Dataset rows
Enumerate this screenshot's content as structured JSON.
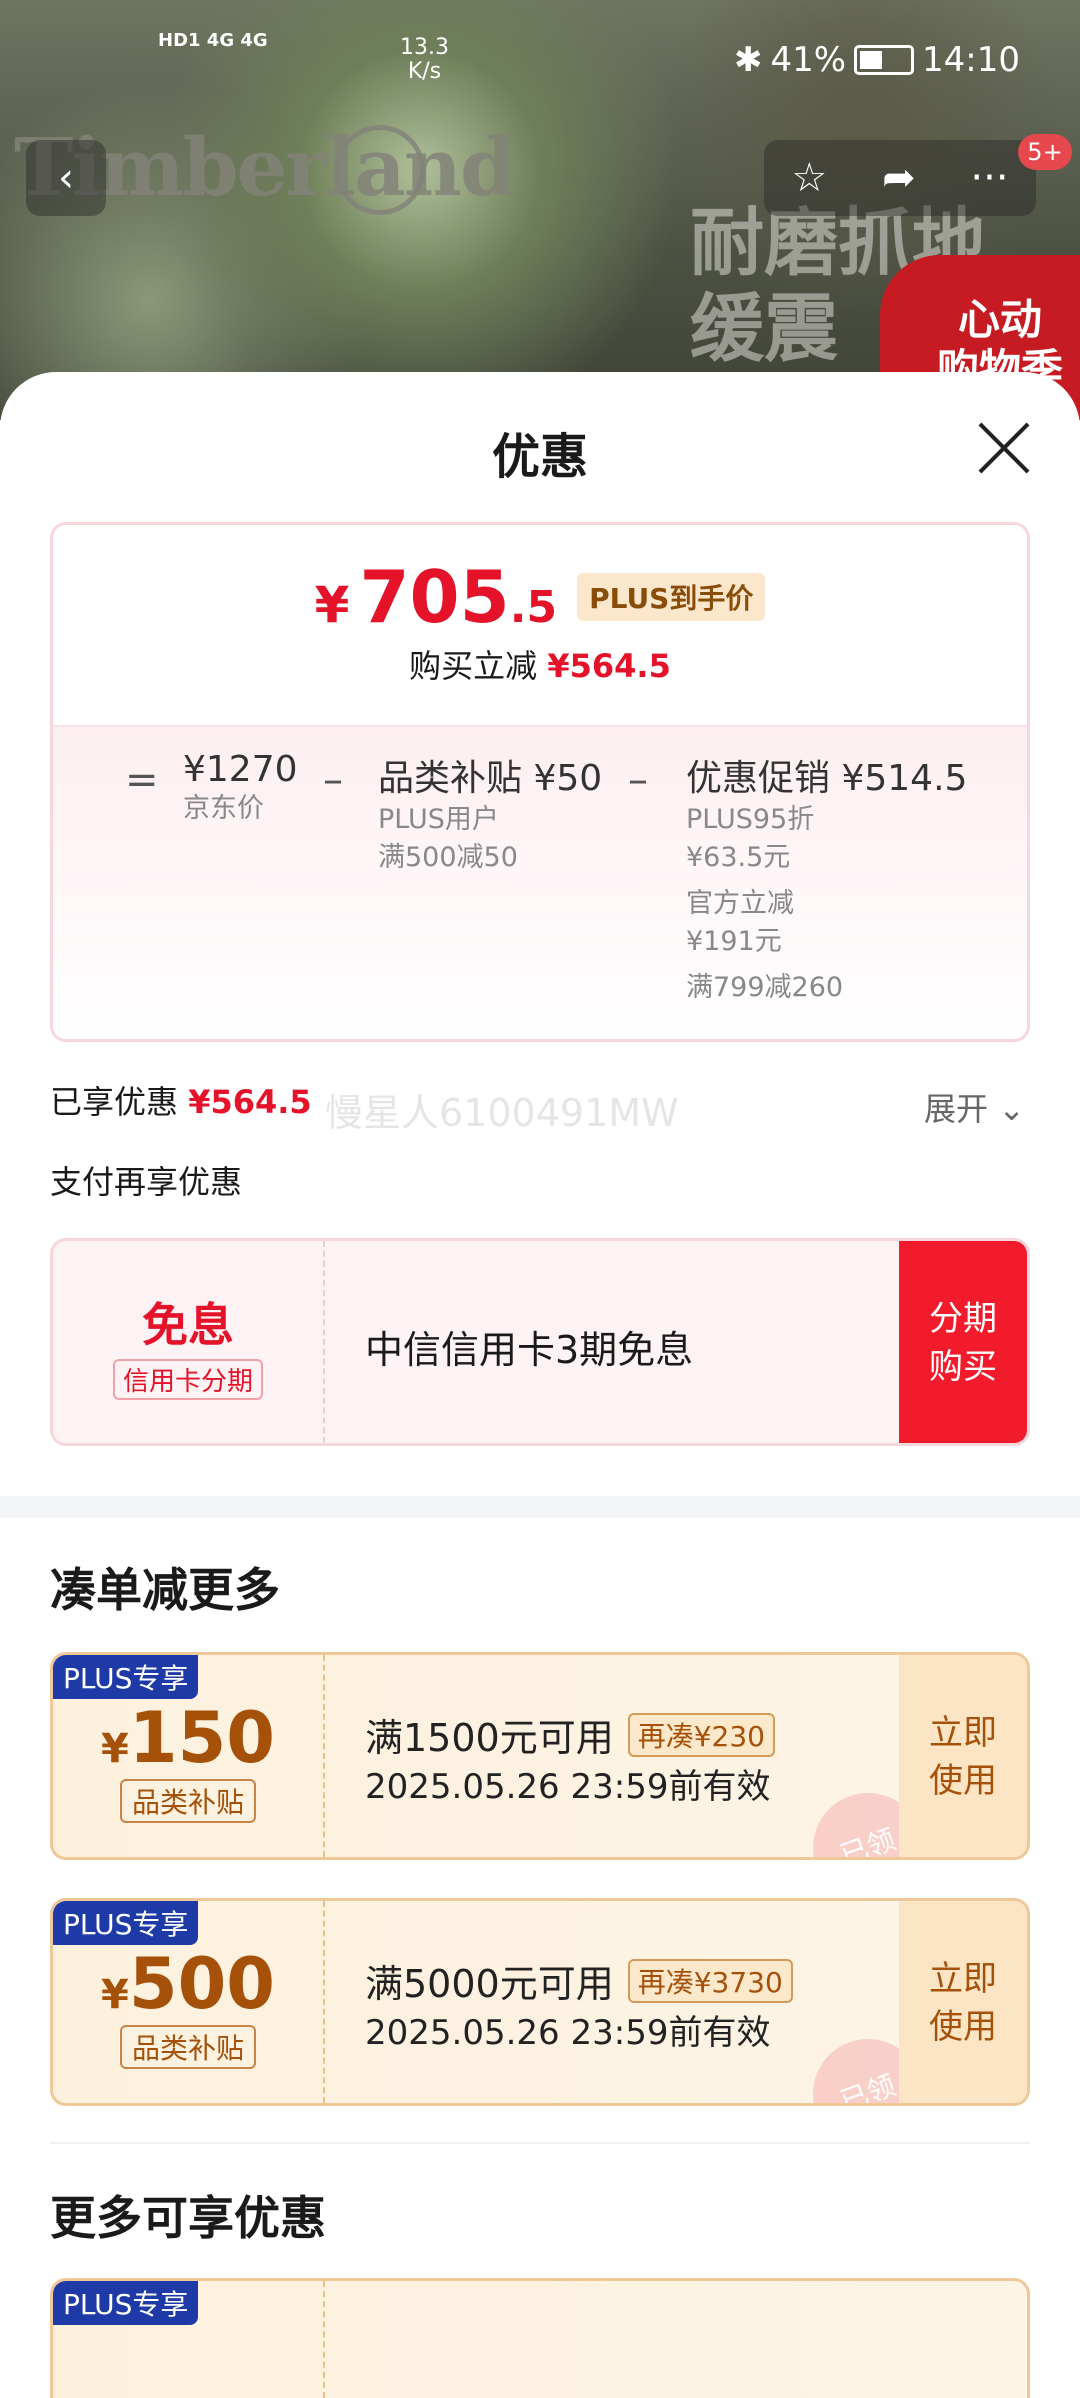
{
  "status_bar": {
    "sim": "HD1 4G 4G",
    "net_speed_value": "13.3",
    "net_speed_unit": "K/s",
    "battery": "41%",
    "time": "14:10"
  },
  "background": {
    "brand": "Timberland",
    "ad_text": "耐磨抓地\n缓震",
    "ad_badge": "心动\n购物季",
    "notification_count": "5+"
  },
  "sheet": {
    "title": "优惠"
  },
  "price_card": {
    "final_currency": "¥",
    "final_int": "705",
    "final_dec": ".5",
    "plus_label": "PLUS到手价",
    "reduce_label": "购买立减",
    "reduce_value": "¥564.5",
    "eq": "=",
    "jd_price": "¥1270",
    "jd_label": "京东价",
    "minus1": "–",
    "subsidy_title": "品类补贴",
    "subsidy_value": "¥50",
    "subsidy_line1": "PLUS用户",
    "subsidy_line2": "满500减50",
    "minus2": "–",
    "promo_title": "优惠促销",
    "promo_value": "¥514.5",
    "promo_line1": "PLUS95折",
    "promo_line2": "¥63.5元",
    "promo_line3": "官方立减",
    "promo_line4": "¥191元",
    "promo_line5": "满799减260"
  },
  "enjoyed": {
    "label": "已享优惠",
    "value": "¥564.5",
    "watermark": "慢星人6100491MW",
    "expand": "展开"
  },
  "payment": {
    "section_label": "支付再享优惠",
    "free_label": "免息",
    "free_sub": "信用卡分期",
    "desc": "中信信用卡3期免息",
    "button": "分期\n购买"
  },
  "bundle": {
    "title": "凑单减更多",
    "coupons": [
      {
        "tag": "PLUS专享",
        "currency": "¥",
        "amount": "150",
        "category": "品类补贴",
        "condition": "满1500元可用",
        "add_more": "再凑¥230",
        "validity": "2025.05.26 23:59前有效",
        "button": "立即\n使用",
        "stamp": "已领"
      },
      {
        "tag": "PLUS专享",
        "currency": "¥",
        "amount": "500",
        "category": "品类补贴",
        "condition": "满5000元可用",
        "add_more": "再凑¥3730",
        "validity": "2025.05.26 23:59前有效",
        "button": "立即\n使用",
        "stamp": "已领"
      }
    ]
  },
  "more": {
    "title": "更多可享优惠",
    "partial_tag": "PLUS专享"
  },
  "colors": {
    "accent_red": "#e4132a",
    "plus_blue": "#1d3aa6",
    "coupon_brown": "#a5510a"
  }
}
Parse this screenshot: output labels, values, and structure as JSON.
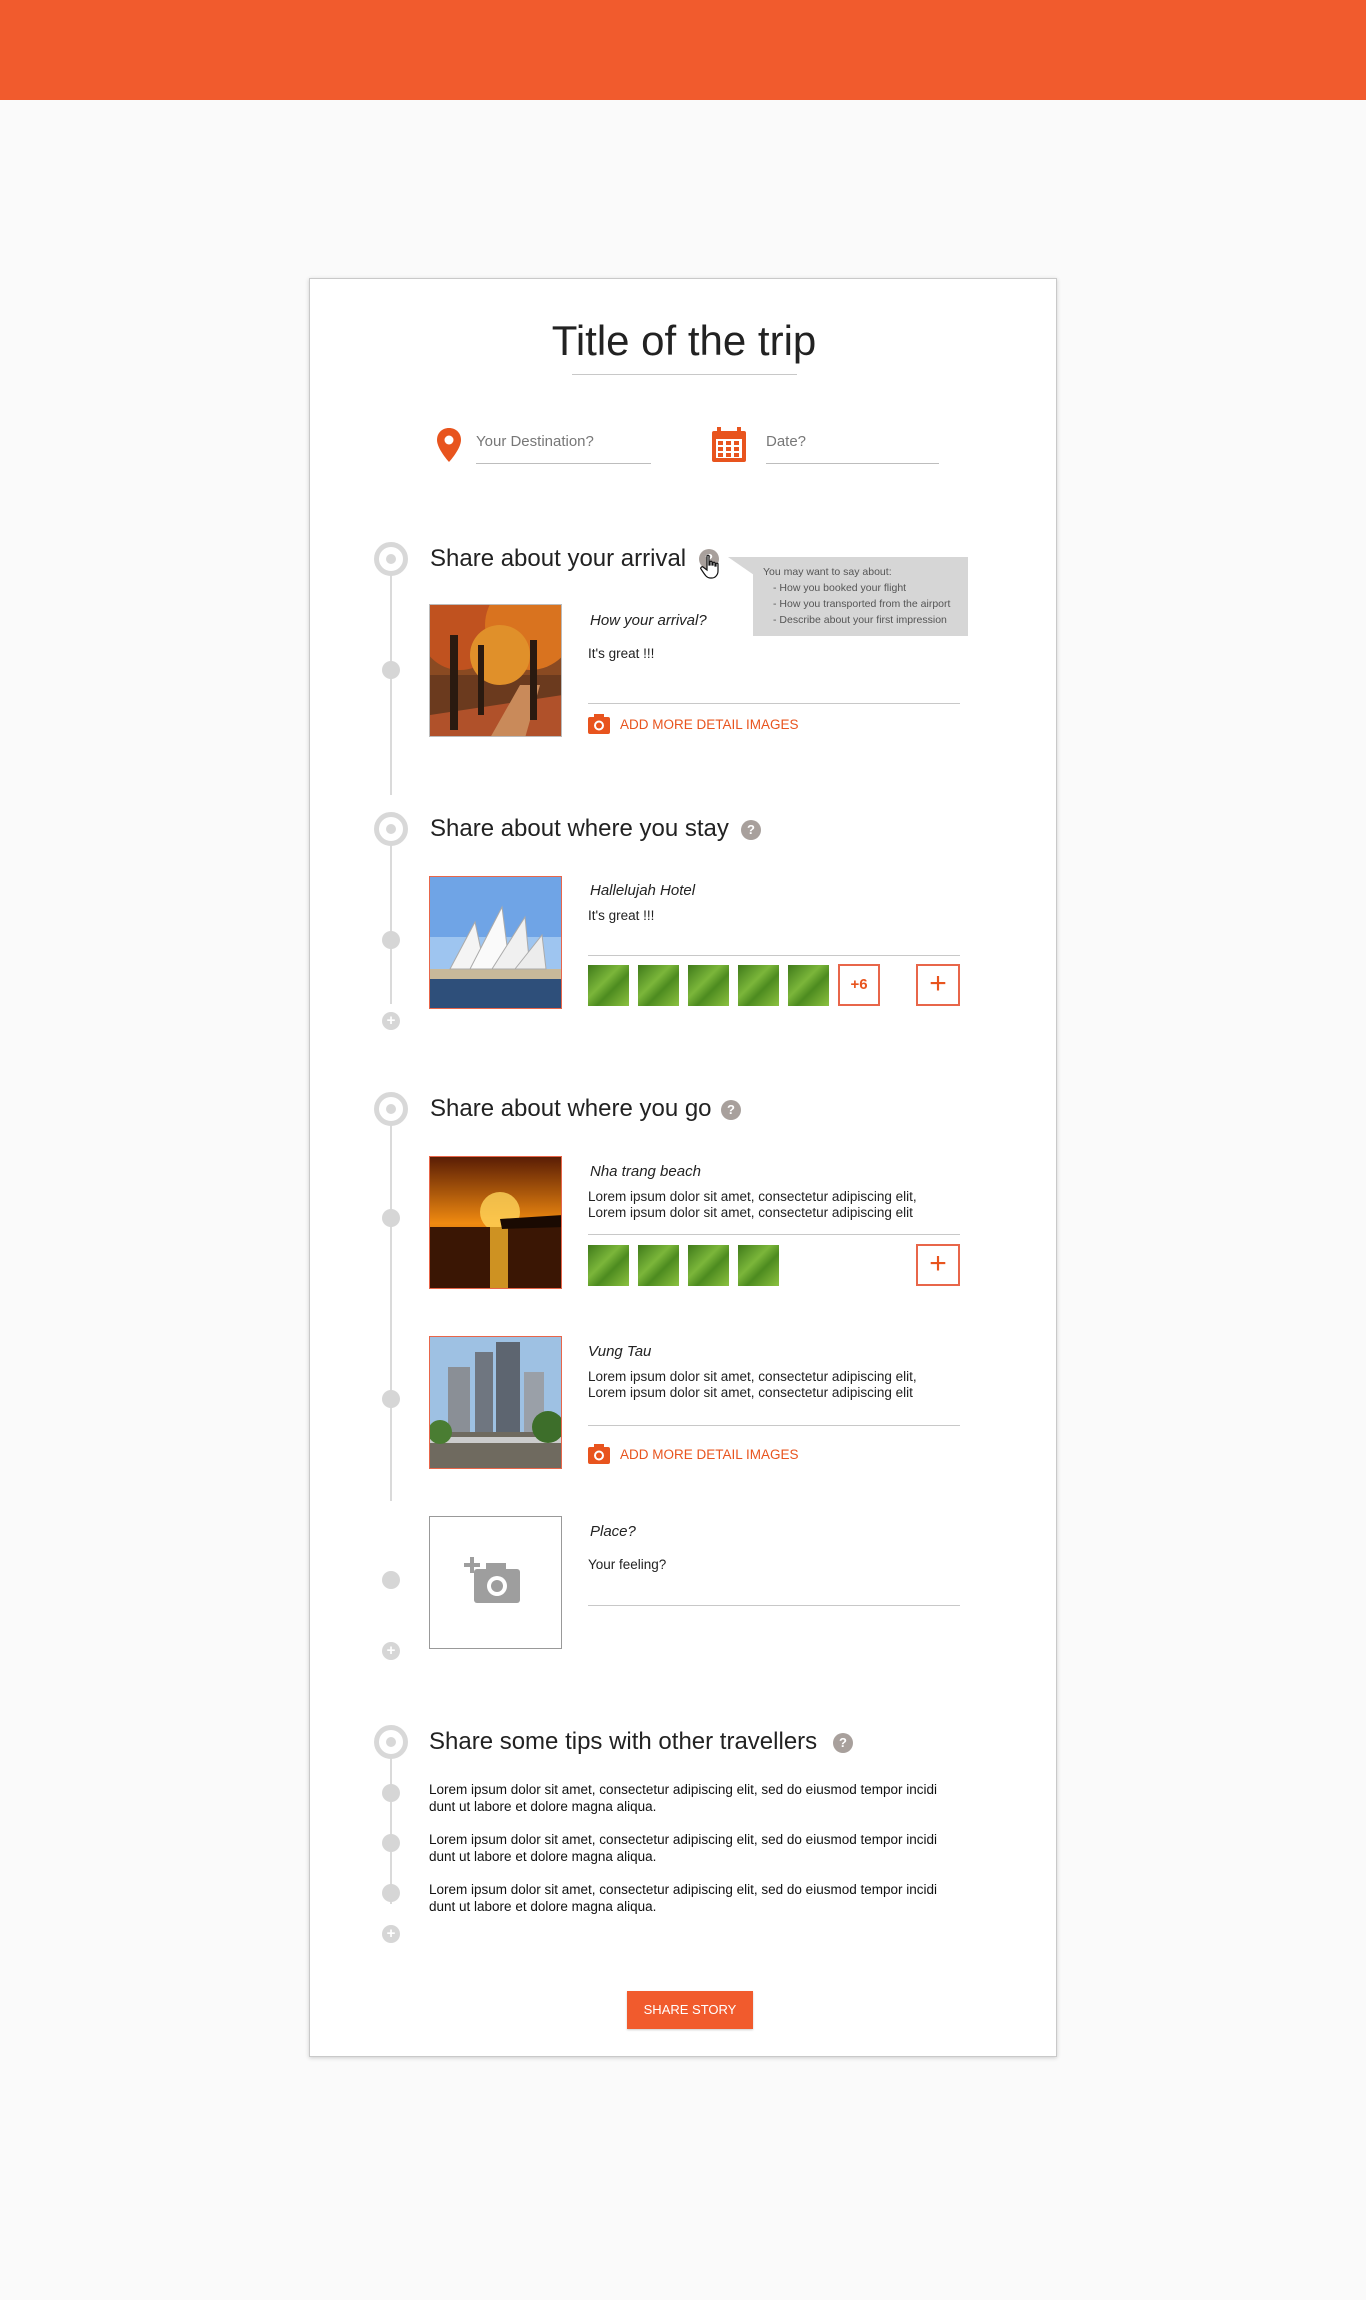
{
  "header": {},
  "trip": {
    "title": "Title of the trip",
    "destination_placeholder": "Your Destination?",
    "date_placeholder": "Date?"
  },
  "sections": {
    "arrival": {
      "title": "Share about your arrival",
      "help": "?",
      "tooltip": {
        "heading": "You may want to say about:",
        "items": [
          "- How you booked your flight",
          "- How you transported from the airport",
          "- Describe about your first impression"
        ]
      },
      "entry": {
        "title": "How your arrival?",
        "text": "It's great !!!"
      },
      "add_images": "ADD MORE DETAIL IMAGES"
    },
    "stay": {
      "title": "Share about where you stay",
      "help": "?",
      "entry": {
        "title": "Hallelujah Hotel",
        "text": "It's great !!!"
      },
      "more_count": "+6",
      "add": "+"
    },
    "go": {
      "title": "Share about where you go",
      "help": "?",
      "entries": [
        {
          "title": "Nha trang beach",
          "line1": "Lorem ipsum dolor sit amet, consectetur adipiscing elit,",
          "line2": "Lorem ipsum dolor sit amet, consectetur adipiscing elit"
        },
        {
          "title": "Vung Tau",
          "line1": "Lorem ipsum dolor sit amet, consectetur adipiscing elit,",
          "line2": "Lorem ipsum dolor sit amet, consectetur adipiscing elit"
        },
        {
          "title": "Place?",
          "line1": "Your feeling?"
        }
      ],
      "add": "+",
      "add_images": "ADD MORE DETAIL IMAGES"
    },
    "tips": {
      "title": "Share some tips with other travellers",
      "help": "?",
      "items": [
        {
          "line1": "Lorem ipsum dolor sit amet, consectetur adipiscing elit, sed do eiusmod tempor incidi",
          "line2": "dunt ut labore et dolore magna aliqua."
        },
        {
          "line1": "Lorem ipsum dolor sit amet, consectetur adipiscing elit, sed do eiusmod tempor incidi",
          "line2": "dunt ut labore et dolore magna aliqua."
        },
        {
          "line1": "Lorem ipsum dolor sit amet, consectetur adipiscing elit, sed do eiusmod tempor incidi",
          "line2": "dunt ut labore et dolore magna aliqua."
        }
      ]
    }
  },
  "share_button": "SHARE STORY",
  "colors": {
    "accent": "#f15b2d",
    "timeline": "#d8d8d8",
    "help": "#a8a09c"
  }
}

What you should do
All of the entries need to be transcribed word for word; pictures are left out.

The output
Enumerate this screenshot's content as structured JSON.
{
  "status_bar": {
    "sim": "HD1 4G 4G",
    "net_speed_value": "13.3",
    "net_speed_unit": "K/s",
    "battery": "41%",
    "time": "14:10"
  },
  "background": {
    "brand": "Timberland",
    "ad_text": "耐磨抓地\n缓震",
    "ad_badge": "心动\n购物季",
    "notification_count": "5+"
  },
  "sheet": {
    "title": "优惠"
  },
  "price_card": {
    "final_currency": "¥",
    "final_int": "705",
    "final_dec": ".5",
    "plus_label": "PLUS到手价",
    "reduce_label": "购买立减",
    "reduce_value": "¥564.5",
    "eq": "=",
    "jd_price": "¥1270",
    "jd_label": "京东价",
    "minus1": "–",
    "subsidy_title": "品类补贴",
    "subsidy_value": "¥50",
    "subsidy_line1": "PLUS用户",
    "subsidy_line2": "满500减50",
    "minus2": "–",
    "promo_title": "优惠促销",
    "promo_value": "¥514.5",
    "promo_line1": "PLUS95折",
    "promo_line2": "¥63.5元",
    "promo_line3": "官方立减",
    "promo_line4": "¥191元",
    "promo_line5": "满799减260"
  },
  "enjoyed": {
    "label": "已享优惠",
    "value": "¥564.5",
    "watermark": "慢星人6100491MW",
    "expand": "展开"
  },
  "payment": {
    "section_label": "支付再享优惠",
    "free_label": "免息",
    "free_sub": "信用卡分期",
    "desc": "中信信用卡3期免息",
    "button": "分期\n购买"
  },
  "bundle": {
    "title": "凑单减更多",
    "coupons": [
      {
        "tag": "PLUS专享",
        "currency": "¥",
        "amount": "150",
        "category": "品类补贴",
        "condition": "满1500元可用",
        "add_more": "再凑¥230",
        "validity": "2025.05.26 23:59前有效",
        "button": "立即\n使用",
        "stamp": "已领"
      },
      {
        "tag": "PLUS专享",
        "currency": "¥",
        "amount": "500",
        "category": "品类补贴",
        "condition": "满5000元可用",
        "add_more": "再凑¥3730",
        "validity": "2025.05.26 23:59前有效",
        "button": "立即\n使用",
        "stamp": "已领"
      }
    ]
  },
  "more": {
    "title": "更多可享优惠",
    "partial_tag": "PLUS专享"
  },
  "colors": {
    "accent_red": "#e4132a",
    "plus_blue": "#1d3aa6",
    "coupon_brown": "#a5510a"
  }
}
Parse this screenshot: output labels, values, and structure as JSON.
{
  "header": {},
  "trip": {
    "title": "Title of the trip",
    "destination_placeholder": "Your Destination?",
    "date_placeholder": "Date?"
  },
  "sections": {
    "arrival": {
      "title": "Share about your arrival",
      "help": "?",
      "tooltip": {
        "heading": "You may want to say about:",
        "items": [
          "- How you booked your flight",
          "- How you transported from the airport",
          "- Describe about your first impression"
        ]
      },
      "entry": {
        "title": "How your arrival?",
        "text": "It's great !!!"
      },
      "add_images": "ADD MORE DETAIL IMAGES"
    },
    "stay": {
      "title": "Share about where you stay",
      "help": "?",
      "entry": {
        "title": "Hallelujah Hotel",
        "text": "It's great !!!"
      },
      "more_count": "+6",
      "add": "+"
    },
    "go": {
      "title": "Share about where you go",
      "help": "?",
      "entries": [
        {
          "title": "Nha trang beach",
          "line1": "Lorem ipsum dolor sit amet, consectetur adipiscing elit,",
          "line2": "Lorem ipsum dolor sit amet, consectetur adipiscing elit"
        },
        {
          "title": "Vung Tau",
          "line1": "Lorem ipsum dolor sit amet, consectetur adipiscing elit,",
          "line2": "Lorem ipsum dolor sit amet, consectetur adipiscing elit"
        },
        {
          "title": "Place?",
          "line1": "Your feeling?"
        }
      ],
      "add": "+",
      "add_images": "ADD MORE DETAIL IMAGES"
    },
    "tips": {
      "title": "Share some tips with other travellers",
      "help": "?",
      "items": [
        {
          "line1": "Lorem ipsum dolor sit amet, consectetur adipiscing elit, sed do eiusmod tempor incidi",
          "line2": "dunt ut labore et dolore magna aliqua."
        },
        {
          "line1": "Lorem ipsum dolor sit amet, consectetur adipiscing elit, sed do eiusmod tempor incidi",
          "line2": "dunt ut labore et dolore magna aliqua."
        },
        {
          "line1": "Lorem ipsum dolor sit amet, consectetur adipiscing elit, sed do eiusmod tempor incidi",
          "line2": "dunt ut labore et dolore magna aliqua."
        }
      ]
    }
  },
  "share_button": "SHARE STORY",
  "colors": {
    "accent": "#f15b2d",
    "timeline": "#d8d8d8",
    "help": "#a8a09c"
  }
}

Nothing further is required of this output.